*WORK TO BE COMPLETED*
Copy every line of the listing below verbatim.

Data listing
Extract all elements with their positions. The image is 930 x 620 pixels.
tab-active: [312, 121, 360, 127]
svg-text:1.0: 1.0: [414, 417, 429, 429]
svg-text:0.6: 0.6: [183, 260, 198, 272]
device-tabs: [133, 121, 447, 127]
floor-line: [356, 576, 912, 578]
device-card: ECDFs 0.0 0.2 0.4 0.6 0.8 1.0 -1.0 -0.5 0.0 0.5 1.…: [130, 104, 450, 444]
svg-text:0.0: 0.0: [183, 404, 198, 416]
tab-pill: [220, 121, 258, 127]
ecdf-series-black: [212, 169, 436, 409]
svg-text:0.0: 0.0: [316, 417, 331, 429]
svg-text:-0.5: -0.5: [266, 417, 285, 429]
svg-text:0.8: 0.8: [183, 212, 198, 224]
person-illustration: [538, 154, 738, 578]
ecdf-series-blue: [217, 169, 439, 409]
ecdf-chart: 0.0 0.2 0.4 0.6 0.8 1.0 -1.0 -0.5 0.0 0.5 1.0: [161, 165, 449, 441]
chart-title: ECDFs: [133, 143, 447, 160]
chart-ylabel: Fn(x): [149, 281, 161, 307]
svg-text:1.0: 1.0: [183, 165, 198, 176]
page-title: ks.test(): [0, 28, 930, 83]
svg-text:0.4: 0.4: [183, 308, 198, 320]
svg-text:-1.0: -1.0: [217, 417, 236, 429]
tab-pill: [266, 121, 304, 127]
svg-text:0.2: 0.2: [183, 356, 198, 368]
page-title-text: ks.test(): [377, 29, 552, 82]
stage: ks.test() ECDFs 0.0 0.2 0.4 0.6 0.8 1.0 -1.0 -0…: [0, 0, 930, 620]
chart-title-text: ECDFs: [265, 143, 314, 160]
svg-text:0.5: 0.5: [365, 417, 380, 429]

*RESPONSE*
Extract all elements with their positions. The image is 930 x 620 pixels.
tab-active: [312, 121, 360, 127]
svg-text:1.0: 1.0: [414, 417, 429, 429]
svg-text:0.6: 0.6: [183, 260, 198, 272]
device-tabs: [133, 121, 447, 127]
floor-line: [356, 576, 912, 578]
device-card: ECDFs 0.0 0.2 0.4 0.6 0.8 1.0 -1.0 -0.5 0.0 0.5 1.…: [130, 104, 450, 444]
svg-text:0.0: 0.0: [183, 404, 198, 416]
tab-pill: [220, 121, 258, 127]
ecdf-series-black: [212, 169, 436, 409]
svg-text:0.0: 0.0: [316, 417, 331, 429]
svg-text:-0.5: -0.5: [266, 417, 285, 429]
svg-text:0.8: 0.8: [183, 212, 198, 224]
person-illustration: [538, 154, 738, 578]
ecdf-series-blue: [217, 169, 439, 409]
ecdf-chart: 0.0 0.2 0.4 0.6 0.8 1.0 -1.0 -0.5 0.0 0.5 1.0: [161, 165, 449, 441]
chart-title: ECDFs: [133, 143, 447, 160]
chart-ylabel: Fn(x): [149, 281, 161, 307]
svg-text:1.0: 1.0: [183, 165, 198, 176]
page-title: ks.test(): [0, 28, 930, 83]
svg-text:0.4: 0.4: [183, 308, 198, 320]
svg-text:-1.0: -1.0: [217, 417, 236, 429]
tab-pill: [266, 121, 304, 127]
svg-text:0.2: 0.2: [183, 356, 198, 368]
page-title-text: ks.test(): [377, 29, 552, 82]
stage: ks.test() ECDFs 0.0 0.2 0.4 0.6 0.8 1.0 -1.0 -0…: [0, 0, 930, 620]
chart-title-text: ECDFs: [265, 143, 314, 160]
svg-text:0.5: 0.5: [365, 417, 380, 429]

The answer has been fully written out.